→ EXERCISE INPUTS

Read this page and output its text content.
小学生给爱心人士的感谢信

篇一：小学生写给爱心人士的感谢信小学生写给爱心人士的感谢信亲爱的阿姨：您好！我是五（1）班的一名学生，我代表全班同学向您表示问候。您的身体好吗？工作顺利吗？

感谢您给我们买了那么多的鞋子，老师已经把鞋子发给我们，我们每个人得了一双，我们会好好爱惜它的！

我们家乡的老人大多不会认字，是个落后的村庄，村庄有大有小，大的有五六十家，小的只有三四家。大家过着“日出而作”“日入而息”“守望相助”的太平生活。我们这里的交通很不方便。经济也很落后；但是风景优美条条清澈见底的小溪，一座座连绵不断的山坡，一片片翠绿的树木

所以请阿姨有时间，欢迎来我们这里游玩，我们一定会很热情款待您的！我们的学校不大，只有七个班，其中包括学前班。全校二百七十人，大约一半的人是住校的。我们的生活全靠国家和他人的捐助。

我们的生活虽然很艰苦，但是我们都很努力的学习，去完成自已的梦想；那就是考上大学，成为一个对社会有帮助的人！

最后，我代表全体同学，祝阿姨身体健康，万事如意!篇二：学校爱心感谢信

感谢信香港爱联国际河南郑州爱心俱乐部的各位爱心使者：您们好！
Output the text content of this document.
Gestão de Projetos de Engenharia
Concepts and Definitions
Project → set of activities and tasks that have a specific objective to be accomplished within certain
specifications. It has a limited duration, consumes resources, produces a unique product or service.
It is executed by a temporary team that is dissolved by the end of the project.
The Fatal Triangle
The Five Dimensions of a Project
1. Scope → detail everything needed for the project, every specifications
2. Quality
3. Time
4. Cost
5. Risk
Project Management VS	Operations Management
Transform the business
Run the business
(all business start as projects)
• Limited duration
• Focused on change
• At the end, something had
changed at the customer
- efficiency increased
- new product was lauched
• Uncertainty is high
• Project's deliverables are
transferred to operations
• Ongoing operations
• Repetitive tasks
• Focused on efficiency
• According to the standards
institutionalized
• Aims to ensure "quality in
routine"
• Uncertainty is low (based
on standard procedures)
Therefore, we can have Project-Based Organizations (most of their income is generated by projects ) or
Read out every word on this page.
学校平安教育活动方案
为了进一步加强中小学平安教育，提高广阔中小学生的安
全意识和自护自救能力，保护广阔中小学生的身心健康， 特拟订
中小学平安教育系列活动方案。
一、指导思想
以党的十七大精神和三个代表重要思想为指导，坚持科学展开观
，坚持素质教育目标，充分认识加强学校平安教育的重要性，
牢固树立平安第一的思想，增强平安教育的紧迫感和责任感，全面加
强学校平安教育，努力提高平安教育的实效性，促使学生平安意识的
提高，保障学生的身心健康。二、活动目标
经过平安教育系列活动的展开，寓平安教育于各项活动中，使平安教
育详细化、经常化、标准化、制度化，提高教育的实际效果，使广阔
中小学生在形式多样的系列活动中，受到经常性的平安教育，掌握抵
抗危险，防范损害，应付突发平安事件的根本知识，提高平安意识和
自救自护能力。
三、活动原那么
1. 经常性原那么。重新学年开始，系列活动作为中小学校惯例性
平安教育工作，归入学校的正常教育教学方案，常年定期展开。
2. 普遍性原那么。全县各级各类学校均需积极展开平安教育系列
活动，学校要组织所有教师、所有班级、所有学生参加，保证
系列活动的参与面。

→ WORK INSTRUCTIONS
Through the last line of the entries above, beginning at the line containing "Read out every word on this page.", transcribe each line exactly, both ends included and nothing more.

→ ANSWER TO THE TASK
Read out every word on this page.
学校平安教育活动方案
为了进一步加强中小学平安教育，提高广阔中小学生的安
全意识和自护自救能力，保护广阔中小学生的身心健康， 特拟订
中小学平安教育系列活动方案。
一、指导思想
以党的十七大精神和三个代表重要思想为指导，坚持科学展开观
，坚持素质教育目标，充分认识加强学校平安教育的重要性，
牢固树立平安第一的思想，增强平安教育的紧迫感和责任感，全面加
强学校平安教育，努力提高平安教育的实效性，促使学生平安意识的
提高，保障学生的身心健康。二、活动目标
经过平安教育系列活动的展开，寓平安教育于各项活动中，使平安教
育详细化、经常化、标准化、制度化，提高教育的实际效果，使广阔
中小学生在形式多样的系列活动中，受到经常性的平安教育，掌握抵
抗危险，防范损害，应付突发平安事件的根本知识，提高平安意识和
自救自护能力。
三、活动原那么
1. 经常性原那么。重新学年开始，系列活动作为中小学校惯例性
平安教育工作，归入学校的正常教育教学方案，常年定期展开。
2. 普遍性原那么。全县各级各类学校均需积极展开平安教育系列
活动，学校要组织所有教师、所有班级、所有学生参加，保证
系列活动的参与面。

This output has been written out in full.